* Written exercise
Identify every line containing the word "Used" and reproduce each one.

(Figure record extracts)
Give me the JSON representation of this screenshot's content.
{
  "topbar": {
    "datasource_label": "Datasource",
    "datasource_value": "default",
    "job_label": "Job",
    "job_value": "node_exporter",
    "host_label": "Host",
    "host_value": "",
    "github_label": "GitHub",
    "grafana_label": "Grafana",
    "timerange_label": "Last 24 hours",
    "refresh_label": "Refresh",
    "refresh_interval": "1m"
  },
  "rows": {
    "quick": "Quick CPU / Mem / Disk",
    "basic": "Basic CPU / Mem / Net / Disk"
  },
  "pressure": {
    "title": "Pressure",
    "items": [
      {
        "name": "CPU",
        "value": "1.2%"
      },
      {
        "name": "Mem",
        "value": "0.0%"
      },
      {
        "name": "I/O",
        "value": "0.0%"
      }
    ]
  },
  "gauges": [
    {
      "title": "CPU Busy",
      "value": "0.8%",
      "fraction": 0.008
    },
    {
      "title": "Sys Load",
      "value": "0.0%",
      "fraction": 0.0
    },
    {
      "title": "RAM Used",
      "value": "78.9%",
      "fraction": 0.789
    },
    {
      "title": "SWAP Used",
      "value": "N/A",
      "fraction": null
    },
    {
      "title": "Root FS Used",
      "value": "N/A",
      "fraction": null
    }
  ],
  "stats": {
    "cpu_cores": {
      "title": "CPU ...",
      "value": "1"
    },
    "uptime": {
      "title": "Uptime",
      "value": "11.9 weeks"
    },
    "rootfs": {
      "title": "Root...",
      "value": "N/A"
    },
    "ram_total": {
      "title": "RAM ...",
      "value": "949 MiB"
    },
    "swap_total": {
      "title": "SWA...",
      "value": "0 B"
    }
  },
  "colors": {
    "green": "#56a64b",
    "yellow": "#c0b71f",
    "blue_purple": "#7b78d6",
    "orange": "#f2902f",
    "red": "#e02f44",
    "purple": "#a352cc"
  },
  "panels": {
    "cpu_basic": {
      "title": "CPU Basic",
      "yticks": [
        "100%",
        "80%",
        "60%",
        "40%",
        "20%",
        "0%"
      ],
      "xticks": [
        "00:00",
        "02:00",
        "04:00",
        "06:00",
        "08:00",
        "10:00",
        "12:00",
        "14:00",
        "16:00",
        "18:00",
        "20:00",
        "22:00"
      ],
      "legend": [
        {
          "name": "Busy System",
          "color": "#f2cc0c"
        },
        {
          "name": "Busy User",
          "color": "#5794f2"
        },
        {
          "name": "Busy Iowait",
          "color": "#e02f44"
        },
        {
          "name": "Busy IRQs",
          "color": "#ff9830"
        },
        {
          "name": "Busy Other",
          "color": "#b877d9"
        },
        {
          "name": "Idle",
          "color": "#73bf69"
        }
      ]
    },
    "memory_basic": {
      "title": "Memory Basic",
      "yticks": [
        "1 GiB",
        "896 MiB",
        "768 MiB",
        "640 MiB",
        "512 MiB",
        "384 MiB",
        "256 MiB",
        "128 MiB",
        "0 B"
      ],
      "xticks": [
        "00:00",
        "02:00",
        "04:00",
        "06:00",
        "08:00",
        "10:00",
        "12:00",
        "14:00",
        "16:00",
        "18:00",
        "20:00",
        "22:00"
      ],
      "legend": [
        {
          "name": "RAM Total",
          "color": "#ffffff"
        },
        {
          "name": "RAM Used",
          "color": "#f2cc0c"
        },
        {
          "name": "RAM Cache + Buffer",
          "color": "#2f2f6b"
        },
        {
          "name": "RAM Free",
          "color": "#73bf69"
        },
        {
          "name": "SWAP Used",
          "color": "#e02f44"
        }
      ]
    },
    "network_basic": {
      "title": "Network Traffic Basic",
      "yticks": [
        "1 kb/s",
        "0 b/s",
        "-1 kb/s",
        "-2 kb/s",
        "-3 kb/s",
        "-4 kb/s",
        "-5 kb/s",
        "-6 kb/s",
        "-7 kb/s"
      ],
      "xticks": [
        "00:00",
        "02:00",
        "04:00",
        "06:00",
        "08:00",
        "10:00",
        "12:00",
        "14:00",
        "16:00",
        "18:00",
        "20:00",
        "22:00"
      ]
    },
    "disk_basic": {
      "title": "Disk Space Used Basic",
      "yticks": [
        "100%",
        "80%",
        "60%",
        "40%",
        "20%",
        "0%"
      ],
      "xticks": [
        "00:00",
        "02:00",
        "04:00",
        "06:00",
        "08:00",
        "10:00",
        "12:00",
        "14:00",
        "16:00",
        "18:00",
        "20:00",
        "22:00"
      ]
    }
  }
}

---

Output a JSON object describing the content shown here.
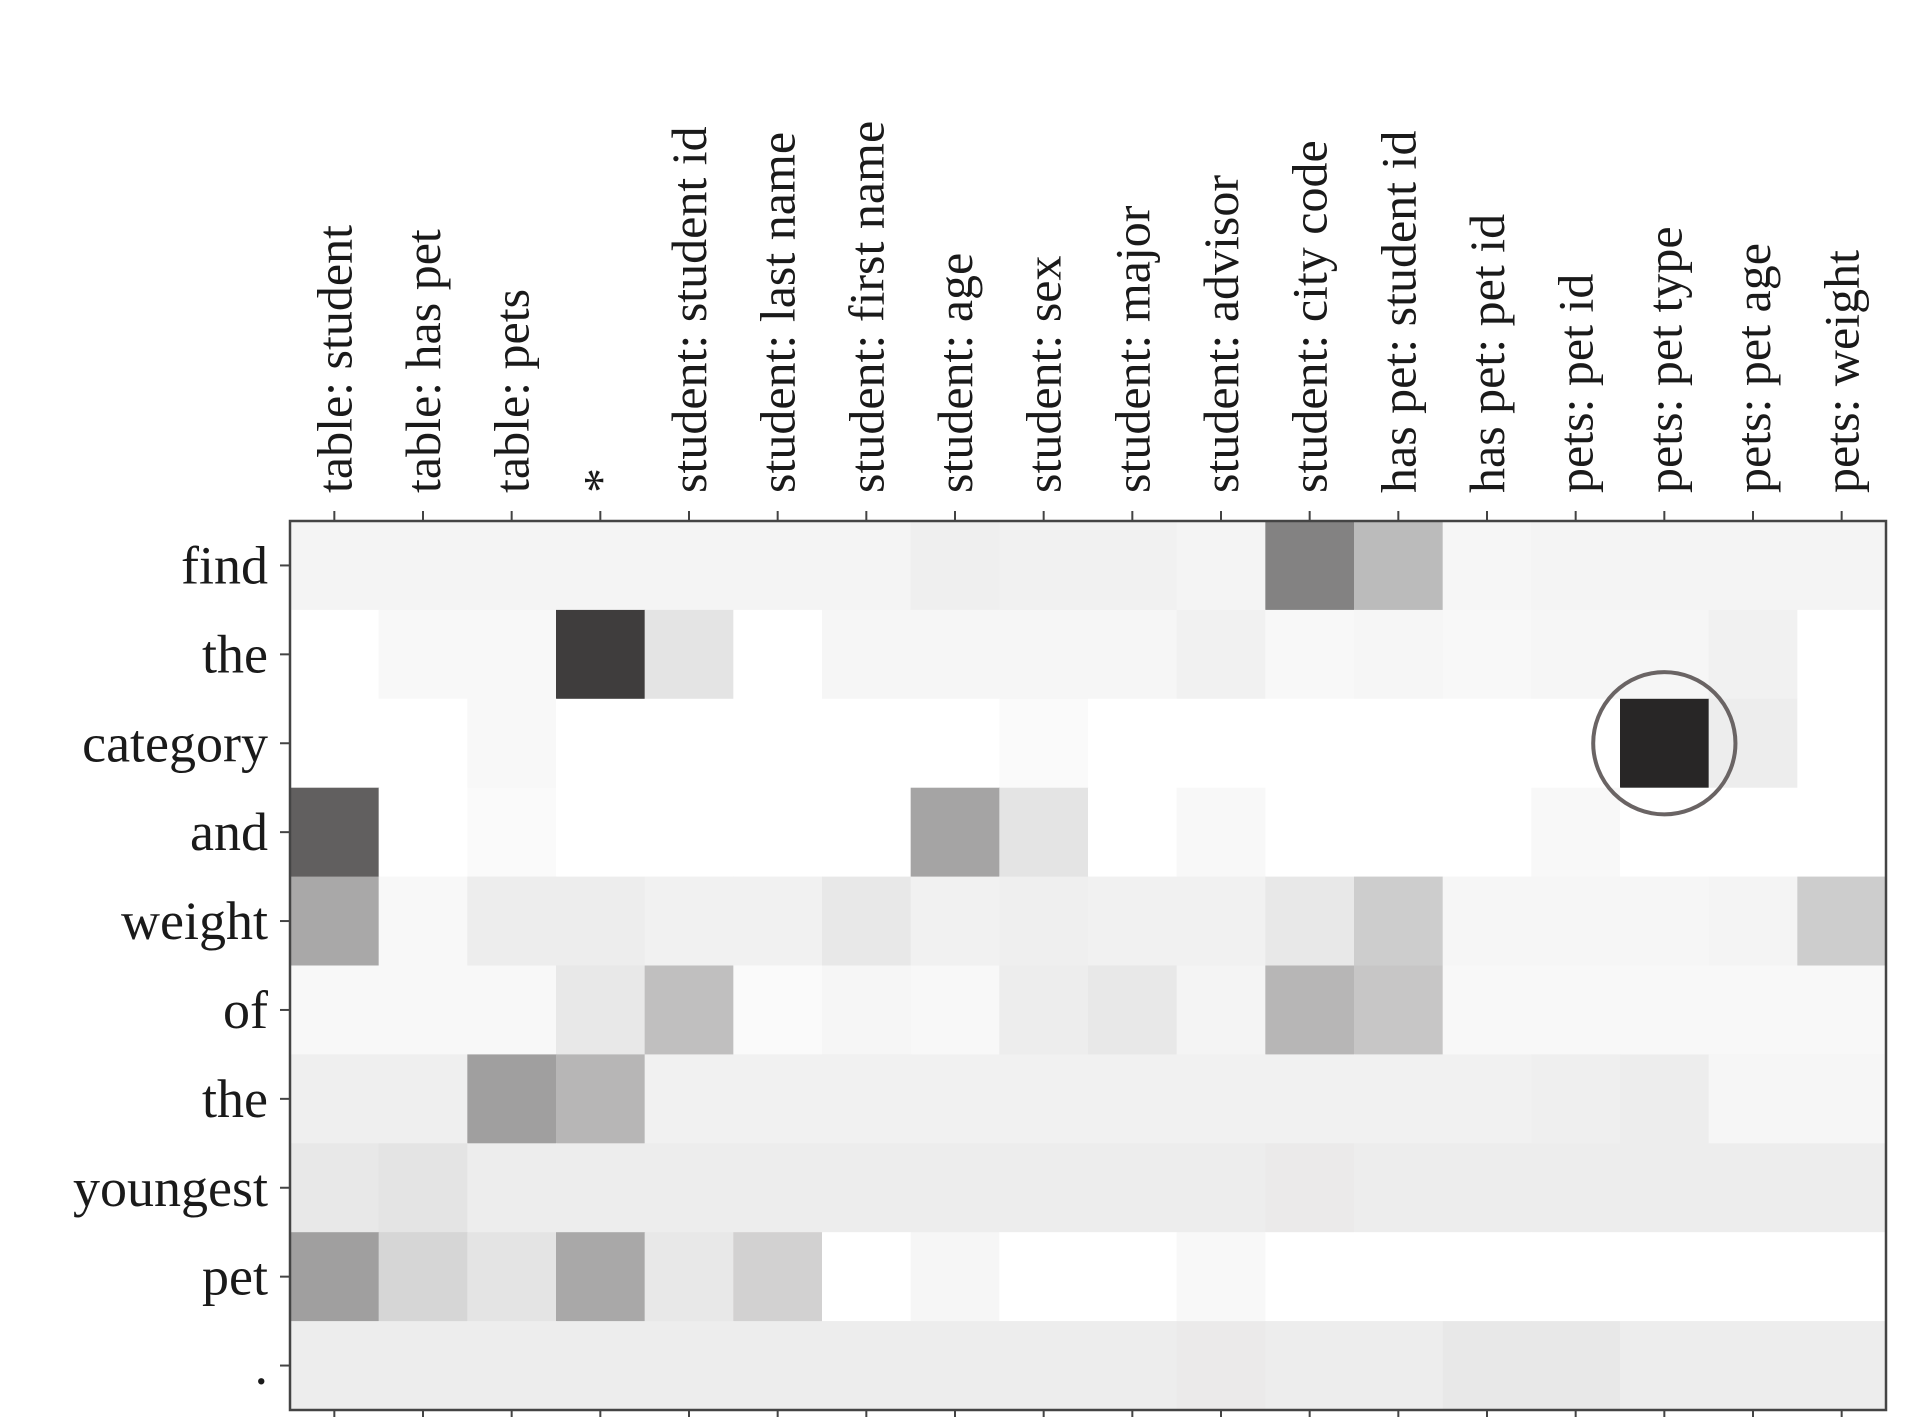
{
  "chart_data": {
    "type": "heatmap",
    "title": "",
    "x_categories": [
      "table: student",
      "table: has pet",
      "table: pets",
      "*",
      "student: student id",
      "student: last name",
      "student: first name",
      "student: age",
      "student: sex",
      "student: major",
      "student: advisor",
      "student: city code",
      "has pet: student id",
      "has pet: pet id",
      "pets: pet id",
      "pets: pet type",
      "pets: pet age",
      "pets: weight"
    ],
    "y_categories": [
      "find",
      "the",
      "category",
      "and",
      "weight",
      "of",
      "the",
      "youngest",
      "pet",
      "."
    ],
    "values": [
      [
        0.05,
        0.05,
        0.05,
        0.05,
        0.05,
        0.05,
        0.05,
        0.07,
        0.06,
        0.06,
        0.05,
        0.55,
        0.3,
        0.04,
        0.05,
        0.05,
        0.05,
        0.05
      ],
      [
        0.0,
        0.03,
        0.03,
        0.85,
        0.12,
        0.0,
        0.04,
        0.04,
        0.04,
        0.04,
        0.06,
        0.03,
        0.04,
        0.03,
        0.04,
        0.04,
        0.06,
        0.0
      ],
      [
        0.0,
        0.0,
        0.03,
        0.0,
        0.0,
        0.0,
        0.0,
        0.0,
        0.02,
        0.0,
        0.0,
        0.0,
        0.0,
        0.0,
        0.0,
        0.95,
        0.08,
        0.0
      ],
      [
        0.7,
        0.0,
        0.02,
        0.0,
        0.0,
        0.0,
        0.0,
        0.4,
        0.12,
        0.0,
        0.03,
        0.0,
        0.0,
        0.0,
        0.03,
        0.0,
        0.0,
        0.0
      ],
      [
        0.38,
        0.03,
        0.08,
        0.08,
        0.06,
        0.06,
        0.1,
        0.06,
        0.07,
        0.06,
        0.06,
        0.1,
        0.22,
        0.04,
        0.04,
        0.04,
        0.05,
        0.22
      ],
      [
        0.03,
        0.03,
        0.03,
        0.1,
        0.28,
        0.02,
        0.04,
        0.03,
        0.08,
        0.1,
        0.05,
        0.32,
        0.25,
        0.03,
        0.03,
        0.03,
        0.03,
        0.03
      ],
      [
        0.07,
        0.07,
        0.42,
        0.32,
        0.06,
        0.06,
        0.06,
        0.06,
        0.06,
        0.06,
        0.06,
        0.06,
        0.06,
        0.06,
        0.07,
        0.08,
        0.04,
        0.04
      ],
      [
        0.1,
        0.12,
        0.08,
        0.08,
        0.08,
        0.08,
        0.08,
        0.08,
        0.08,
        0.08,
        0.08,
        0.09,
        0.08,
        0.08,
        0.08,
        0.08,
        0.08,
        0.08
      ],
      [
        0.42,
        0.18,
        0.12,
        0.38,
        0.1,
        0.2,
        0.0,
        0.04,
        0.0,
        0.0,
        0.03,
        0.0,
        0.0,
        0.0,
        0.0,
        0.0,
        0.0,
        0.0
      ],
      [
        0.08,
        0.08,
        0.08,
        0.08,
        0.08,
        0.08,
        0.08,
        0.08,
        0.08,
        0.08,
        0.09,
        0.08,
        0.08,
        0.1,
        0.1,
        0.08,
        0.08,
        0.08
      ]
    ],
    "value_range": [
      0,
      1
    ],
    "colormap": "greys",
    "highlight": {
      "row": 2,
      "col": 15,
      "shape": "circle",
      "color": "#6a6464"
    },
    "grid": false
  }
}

...

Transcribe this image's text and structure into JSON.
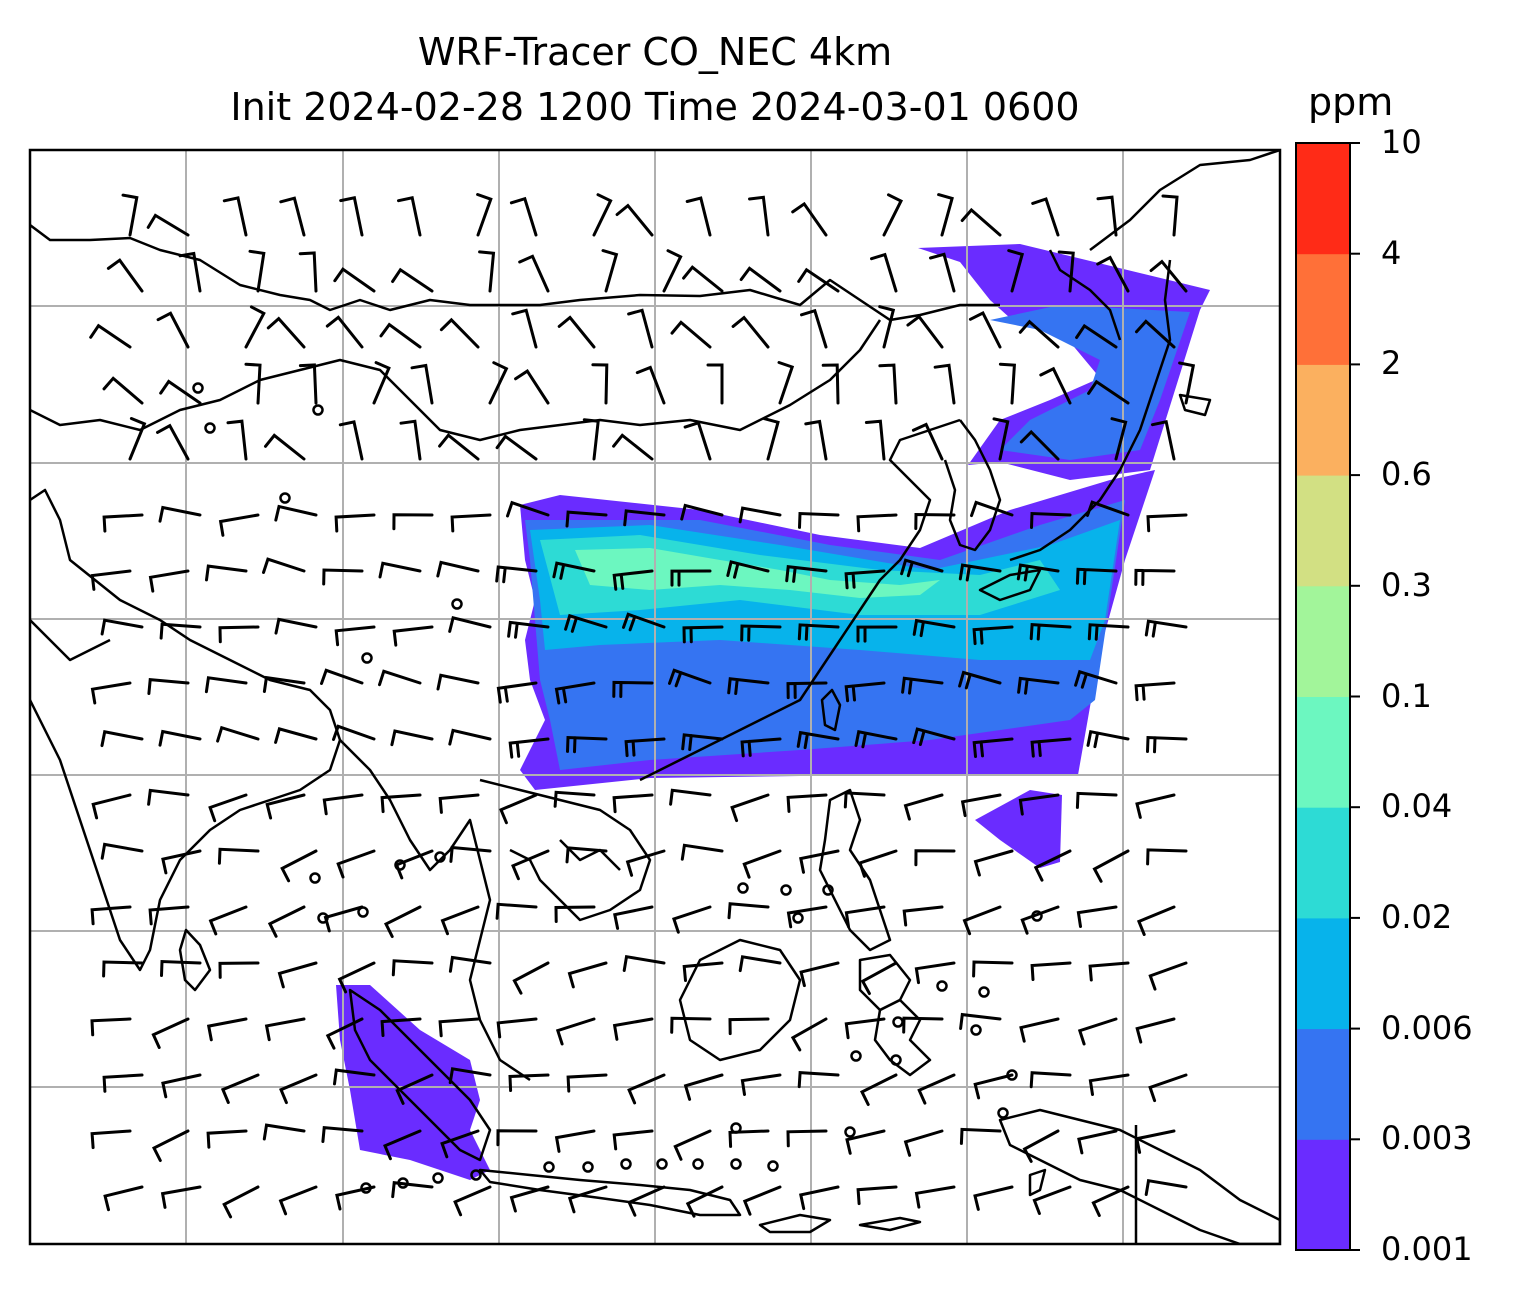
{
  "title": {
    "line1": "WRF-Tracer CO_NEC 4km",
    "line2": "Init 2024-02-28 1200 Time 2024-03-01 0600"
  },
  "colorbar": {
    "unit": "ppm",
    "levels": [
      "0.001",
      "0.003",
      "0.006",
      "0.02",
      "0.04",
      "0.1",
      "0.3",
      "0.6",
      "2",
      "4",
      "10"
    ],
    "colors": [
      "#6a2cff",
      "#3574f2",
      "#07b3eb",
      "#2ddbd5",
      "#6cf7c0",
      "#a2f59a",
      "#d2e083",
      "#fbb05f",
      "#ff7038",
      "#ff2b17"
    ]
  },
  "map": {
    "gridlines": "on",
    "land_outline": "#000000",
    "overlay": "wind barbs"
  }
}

* Exercise answer
      "title": "RAM Used",
      "title": "SWAP Used",
      "title": "Root FS Used",
          "name": "RAM Used",
          "name": "SWAP Used",
      "title": "Disk Space Used Basic",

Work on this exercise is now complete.